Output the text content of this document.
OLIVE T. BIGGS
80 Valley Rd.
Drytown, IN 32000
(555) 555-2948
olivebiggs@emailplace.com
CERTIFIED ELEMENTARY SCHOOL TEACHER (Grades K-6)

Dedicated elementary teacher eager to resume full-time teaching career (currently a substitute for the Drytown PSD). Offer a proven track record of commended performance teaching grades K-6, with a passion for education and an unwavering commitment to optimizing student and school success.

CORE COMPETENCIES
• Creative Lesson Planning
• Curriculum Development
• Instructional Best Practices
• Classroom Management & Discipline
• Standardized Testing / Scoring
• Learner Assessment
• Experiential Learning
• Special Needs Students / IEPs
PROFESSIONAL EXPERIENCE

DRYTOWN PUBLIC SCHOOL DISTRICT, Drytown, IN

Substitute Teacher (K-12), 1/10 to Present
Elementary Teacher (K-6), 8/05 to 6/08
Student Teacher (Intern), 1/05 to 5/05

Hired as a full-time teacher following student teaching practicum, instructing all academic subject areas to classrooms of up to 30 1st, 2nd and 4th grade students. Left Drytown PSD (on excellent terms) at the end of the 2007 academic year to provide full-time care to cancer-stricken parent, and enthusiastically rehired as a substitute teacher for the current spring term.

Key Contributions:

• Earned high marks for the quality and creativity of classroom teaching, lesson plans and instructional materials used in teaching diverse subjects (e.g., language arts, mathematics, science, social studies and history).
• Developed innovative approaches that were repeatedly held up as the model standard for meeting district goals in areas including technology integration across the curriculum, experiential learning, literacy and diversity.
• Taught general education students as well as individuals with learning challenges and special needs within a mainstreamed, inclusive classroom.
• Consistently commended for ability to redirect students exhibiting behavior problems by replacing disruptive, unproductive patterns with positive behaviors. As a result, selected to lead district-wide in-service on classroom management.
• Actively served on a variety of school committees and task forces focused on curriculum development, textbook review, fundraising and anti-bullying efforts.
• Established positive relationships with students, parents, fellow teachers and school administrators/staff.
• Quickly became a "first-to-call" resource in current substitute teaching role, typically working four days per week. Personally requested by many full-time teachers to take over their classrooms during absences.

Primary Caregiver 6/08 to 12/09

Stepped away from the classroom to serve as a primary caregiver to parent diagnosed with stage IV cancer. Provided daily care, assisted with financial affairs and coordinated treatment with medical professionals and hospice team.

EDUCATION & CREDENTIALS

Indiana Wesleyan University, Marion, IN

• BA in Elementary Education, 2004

=-=-=

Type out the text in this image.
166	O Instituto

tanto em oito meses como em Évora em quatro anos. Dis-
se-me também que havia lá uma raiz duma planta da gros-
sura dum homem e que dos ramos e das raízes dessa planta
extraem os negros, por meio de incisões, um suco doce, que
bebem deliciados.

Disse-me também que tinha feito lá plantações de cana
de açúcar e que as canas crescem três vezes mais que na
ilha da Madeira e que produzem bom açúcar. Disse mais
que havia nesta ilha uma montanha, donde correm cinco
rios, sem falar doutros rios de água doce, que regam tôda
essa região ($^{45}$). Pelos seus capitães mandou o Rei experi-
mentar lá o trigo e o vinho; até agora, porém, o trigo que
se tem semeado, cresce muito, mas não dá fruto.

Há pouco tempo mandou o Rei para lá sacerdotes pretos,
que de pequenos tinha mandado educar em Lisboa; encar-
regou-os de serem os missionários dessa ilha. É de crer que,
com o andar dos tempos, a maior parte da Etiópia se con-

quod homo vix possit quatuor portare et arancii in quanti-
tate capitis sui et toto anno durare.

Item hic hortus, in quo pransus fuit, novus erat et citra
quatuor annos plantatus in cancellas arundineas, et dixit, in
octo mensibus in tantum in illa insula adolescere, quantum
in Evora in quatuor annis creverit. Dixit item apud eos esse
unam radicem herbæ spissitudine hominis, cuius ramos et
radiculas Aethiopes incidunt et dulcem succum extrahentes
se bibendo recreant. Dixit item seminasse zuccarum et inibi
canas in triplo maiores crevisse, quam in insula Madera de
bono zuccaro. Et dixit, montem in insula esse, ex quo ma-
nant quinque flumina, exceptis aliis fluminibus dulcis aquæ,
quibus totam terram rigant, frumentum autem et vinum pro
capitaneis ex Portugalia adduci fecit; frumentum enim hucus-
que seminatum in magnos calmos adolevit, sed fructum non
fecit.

=-=-=

Locate all lines that include the word "quatuor" and copy them out.

### [RESULT FOR THIS TASK]
quod homo vix possit quatuor portare et arancii in quanti-
quatuor annos plantatus in cancellas arundineas, et dixit, in
in Evora in quatuor annis creverit. Dixit item apud eos esse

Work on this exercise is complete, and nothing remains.